-------- Task material --------

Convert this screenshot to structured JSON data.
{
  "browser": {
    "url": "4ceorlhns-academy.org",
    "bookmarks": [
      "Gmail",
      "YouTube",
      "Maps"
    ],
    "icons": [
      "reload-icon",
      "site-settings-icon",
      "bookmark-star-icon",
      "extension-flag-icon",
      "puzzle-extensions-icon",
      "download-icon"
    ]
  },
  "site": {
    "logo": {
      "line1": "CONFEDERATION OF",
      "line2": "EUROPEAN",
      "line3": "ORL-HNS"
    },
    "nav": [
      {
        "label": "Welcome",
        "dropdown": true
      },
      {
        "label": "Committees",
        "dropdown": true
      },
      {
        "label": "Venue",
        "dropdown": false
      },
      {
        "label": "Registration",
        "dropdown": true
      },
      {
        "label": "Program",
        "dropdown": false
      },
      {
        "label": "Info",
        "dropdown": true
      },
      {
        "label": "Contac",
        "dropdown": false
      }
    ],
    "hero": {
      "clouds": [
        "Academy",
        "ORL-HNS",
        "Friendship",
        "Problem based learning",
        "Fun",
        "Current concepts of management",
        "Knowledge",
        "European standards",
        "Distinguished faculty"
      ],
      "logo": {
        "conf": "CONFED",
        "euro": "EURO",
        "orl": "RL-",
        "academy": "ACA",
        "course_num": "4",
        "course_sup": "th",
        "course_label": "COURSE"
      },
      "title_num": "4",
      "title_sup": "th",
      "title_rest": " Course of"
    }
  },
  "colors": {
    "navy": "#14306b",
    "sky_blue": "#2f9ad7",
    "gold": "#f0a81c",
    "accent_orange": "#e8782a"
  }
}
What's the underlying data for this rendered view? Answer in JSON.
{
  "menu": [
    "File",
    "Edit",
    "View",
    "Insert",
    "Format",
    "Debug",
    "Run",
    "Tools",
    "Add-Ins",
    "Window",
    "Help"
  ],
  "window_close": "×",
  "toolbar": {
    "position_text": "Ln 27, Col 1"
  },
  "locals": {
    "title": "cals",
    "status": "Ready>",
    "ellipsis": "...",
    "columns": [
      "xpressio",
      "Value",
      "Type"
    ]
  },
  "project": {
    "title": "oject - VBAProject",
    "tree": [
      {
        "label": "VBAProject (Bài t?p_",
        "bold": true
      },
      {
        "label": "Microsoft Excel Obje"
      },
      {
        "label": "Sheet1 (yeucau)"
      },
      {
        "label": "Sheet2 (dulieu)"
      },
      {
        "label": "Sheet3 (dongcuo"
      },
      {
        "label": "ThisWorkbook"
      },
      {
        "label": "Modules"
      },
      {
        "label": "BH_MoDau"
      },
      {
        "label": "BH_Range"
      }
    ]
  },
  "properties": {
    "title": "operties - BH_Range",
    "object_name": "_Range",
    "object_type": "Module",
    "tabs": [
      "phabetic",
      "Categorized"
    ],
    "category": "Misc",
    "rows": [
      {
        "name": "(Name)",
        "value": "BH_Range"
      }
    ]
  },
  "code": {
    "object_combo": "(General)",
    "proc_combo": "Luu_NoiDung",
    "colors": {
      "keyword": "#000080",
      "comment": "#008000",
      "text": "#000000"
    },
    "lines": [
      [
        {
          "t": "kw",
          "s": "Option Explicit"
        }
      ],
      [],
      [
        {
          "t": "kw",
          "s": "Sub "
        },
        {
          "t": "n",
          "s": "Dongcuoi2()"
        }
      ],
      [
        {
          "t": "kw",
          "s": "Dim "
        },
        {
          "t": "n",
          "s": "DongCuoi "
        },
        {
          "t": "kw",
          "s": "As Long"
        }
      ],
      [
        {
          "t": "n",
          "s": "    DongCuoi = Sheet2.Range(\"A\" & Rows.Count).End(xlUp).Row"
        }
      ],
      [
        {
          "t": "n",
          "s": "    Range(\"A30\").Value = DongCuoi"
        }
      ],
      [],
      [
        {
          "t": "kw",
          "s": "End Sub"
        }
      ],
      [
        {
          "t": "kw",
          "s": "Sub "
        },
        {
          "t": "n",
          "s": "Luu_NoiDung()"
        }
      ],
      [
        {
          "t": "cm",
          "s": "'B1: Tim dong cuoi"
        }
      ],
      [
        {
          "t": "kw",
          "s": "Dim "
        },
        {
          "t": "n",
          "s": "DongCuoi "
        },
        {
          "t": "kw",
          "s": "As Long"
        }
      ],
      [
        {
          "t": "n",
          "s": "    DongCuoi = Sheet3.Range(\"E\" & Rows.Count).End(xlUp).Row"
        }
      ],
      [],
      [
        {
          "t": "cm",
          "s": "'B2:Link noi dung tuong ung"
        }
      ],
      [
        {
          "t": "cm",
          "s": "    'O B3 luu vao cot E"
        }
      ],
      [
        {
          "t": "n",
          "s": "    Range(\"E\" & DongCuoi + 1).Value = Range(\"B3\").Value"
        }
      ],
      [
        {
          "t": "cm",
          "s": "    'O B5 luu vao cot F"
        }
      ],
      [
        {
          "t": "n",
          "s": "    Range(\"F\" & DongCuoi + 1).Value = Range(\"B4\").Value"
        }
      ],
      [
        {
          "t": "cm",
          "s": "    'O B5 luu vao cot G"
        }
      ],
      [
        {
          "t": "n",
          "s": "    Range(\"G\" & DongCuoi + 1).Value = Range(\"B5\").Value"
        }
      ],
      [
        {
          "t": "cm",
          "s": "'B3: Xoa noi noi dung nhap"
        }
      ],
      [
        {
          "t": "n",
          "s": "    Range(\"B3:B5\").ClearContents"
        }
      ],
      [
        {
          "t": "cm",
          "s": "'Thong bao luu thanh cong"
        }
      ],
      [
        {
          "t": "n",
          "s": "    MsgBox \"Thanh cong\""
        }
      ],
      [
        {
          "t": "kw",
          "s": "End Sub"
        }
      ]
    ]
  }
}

--------

## Request
Extract the entries above verbatim.

## Solved exercise
Convert this screenshot to structured JSON data.
{
  "browser": {
    "url": "4ceorlhns-academy.org",
    "bookmarks": [
      "Gmail",
      "YouTube",
      "Maps"
    ],
    "icons": [
      "reload-icon",
      "site-settings-icon",
      "bookmark-star-icon",
      "extension-flag-icon",
      "puzzle-extensions-icon",
      "download-icon"
    ]
  },
  "site": {
    "logo": {
      "line1": "CONFEDERATION OF",
      "line2": "EUROPEAN",
      "line3": "ORL-HNS"
    },
    "nav": [
      {
        "label": "Welcome",
        "dropdown": true
      },
      {
        "label": "Committees",
        "dropdown": true
      },
      {
        "label": "Venue",
        "dropdown": false
      },
      {
        "label": "Registration",
        "dropdown": true
      },
      {
        "label": "Program",
        "dropdown": false
      },
      {
        "label": "Info",
        "dropdown": true
      },
      {
        "label": "Contac",
        "dropdown": false
      }
    ],
    "hero": {
      "clouds": [
        "Academy",
        "ORL-HNS",
        "Friendship",
        "Problem based learning",
        "Fun",
        "Current concepts of management",
        "Knowledge",
        "European standards",
        "Distinguished faculty"
      ],
      "logo": {
        "conf": "CONFED",
        "euro": "EURO",
        "orl": "RL-",
        "academy": "ACA",
        "course_num": "4",
        "course_sup": "th",
        "course_label": "COURSE"
      },
      "title_num": "4",
      "title_sup": "th",
      "title_rest": " Course of"
    }
  },
  "colors": {
    "navy": "#14306b",
    "sky_blue": "#2f9ad7",
    "gold": "#f0a81c",
    "accent_orange": "#e8782a"
  }
}
What's the underlying data for this rendered view? Answer in JSON.
{
  "menu": [
    "File",
    "Edit",
    "View",
    "Insert",
    "Format",
    "Debug",
    "Run",
    "Tools",
    "Add-Ins",
    "Window",
    "Help"
  ],
  "window_close": "×",
  "toolbar": {
    "position_text": "Ln 27, Col 1"
  },
  "locals": {
    "title": "cals",
    "status": "Ready>",
    "ellipsis": "...",
    "columns": [
      "xpressio",
      "Value",
      "Type"
    ]
  },
  "project": {
    "title": "oject - VBAProject",
    "tree": [
      {
        "label": "VBAProject (Bài t?p_",
        "bold": true
      },
      {
        "label": "Microsoft Excel Obje"
      },
      {
        "label": "Sheet1 (yeucau)"
      },
      {
        "label": "Sheet2 (dulieu)"
      },
      {
        "label": "Sheet3 (dongcuo"
      },
      {
        "label": "ThisWorkbook"
      },
      {
        "label": "Modules"
      },
      {
        "label": "BH_MoDau"
      },
      {
        "label": "BH_Range"
      }
    ]
  },
  "properties": {
    "title": "operties - BH_Range",
    "object_name": "_Range",
    "object_type": "Module",
    "tabs": [
      "phabetic",
      "Categorized"
    ],
    "category": "Misc",
    "rows": [
      {
        "name": "(Name)",
        "value": "BH_Range"
      }
    ]
  },
  "code": {
    "object_combo": "(General)",
    "proc_combo": "Luu_NoiDung",
    "colors": {
      "keyword": "#000080",
      "comment": "#008000",
      "text": "#000000"
    },
    "lines": [
      [
        {
          "t": "kw",
          "s": "Option Explicit"
        }
      ],
      [],
      [
        {
          "t": "kw",
          "s": "Sub "
        },
        {
          "t": "n",
          "s": "Dongcuoi2()"
        }
      ],
      [
        {
          "t": "kw",
          "s": "Dim "
        },
        {
          "t": "n",
          "s": "DongCuoi "
        },
        {
          "t": "kw",
          "s": "As Long"
        }
      ],
      [
        {
          "t": "n",
          "s": "    DongCuoi = Sheet2.Range(\"A\" & Rows.Count).End(xlUp).Row"
        }
      ],
      [
        {
          "t": "n",
          "s": "    Range(\"A30\").Value = DongCuoi"
        }
      ],
      [],
      [
        {
          "t": "kw",
          "s": "End Sub"
        }
      ],
      [
        {
          "t": "kw",
          "s": "Sub "
        },
        {
          "t": "n",
          "s": "Luu_NoiDung()"
        }
      ],
      [
        {
          "t": "cm",
          "s": "'B1: Tim dong cuoi"
        }
      ],
      [
        {
          "t": "kw",
          "s": "Dim "
        },
        {
          "t": "n",
          "s": "DongCuoi "
        },
        {
          "t": "kw",
          "s": "As Long"
        }
      ],
      [
        {
          "t": "n",
          "s": "    DongCuoi = Sheet3.Range(\"E\" & Rows.Count).End(xlUp).Row"
        }
      ],
      [],
      [
        {
          "t": "cm",
          "s": "'B2:Link noi dung tuong ung"
        }
      ],
      [
        {
          "t": "cm",
          "s": "    'O B3 luu vao cot E"
        }
      ],
      [
        {
          "t": "n",
          "s": "    Range(\"E\" & DongCuoi + 1).Value = Range(\"B3\").Value"
        }
      ],
      [
        {
          "t": "cm",
          "s": "    'O B5 luu vao cot F"
        }
      ],
      [
        {
          "t": "n",
          "s": "    Range(\"F\" & DongCuoi + 1).Value = Range(\"B4\").Value"
        }
      ],
      [
        {
          "t": "cm",
          "s": "    'O B5 luu vao cot G"
        }
      ],
      [
        {
          "t": "n",
          "s": "    Range(\"G\" & DongCuoi + 1).Value = Range(\"B5\").Value"
        }
      ],
      [
        {
          "t": "cm",
          "s": "'B3: Xoa noi noi dung nhap"
        }
      ],
      [
        {
          "t": "n",
          "s": "    Range(\"B3:B5\").ClearContents"
        }
      ],
      [
        {
          "t": "cm",
          "s": "'Thong bao luu thanh cong"
        }
      ],
      [
        {
          "t": "n",
          "s": "    MsgBox \"Thanh cong\""
        }
      ],
      [
        {
          "t": "kw",
          "s": "End Sub"
        }
      ]
    ]
  }
}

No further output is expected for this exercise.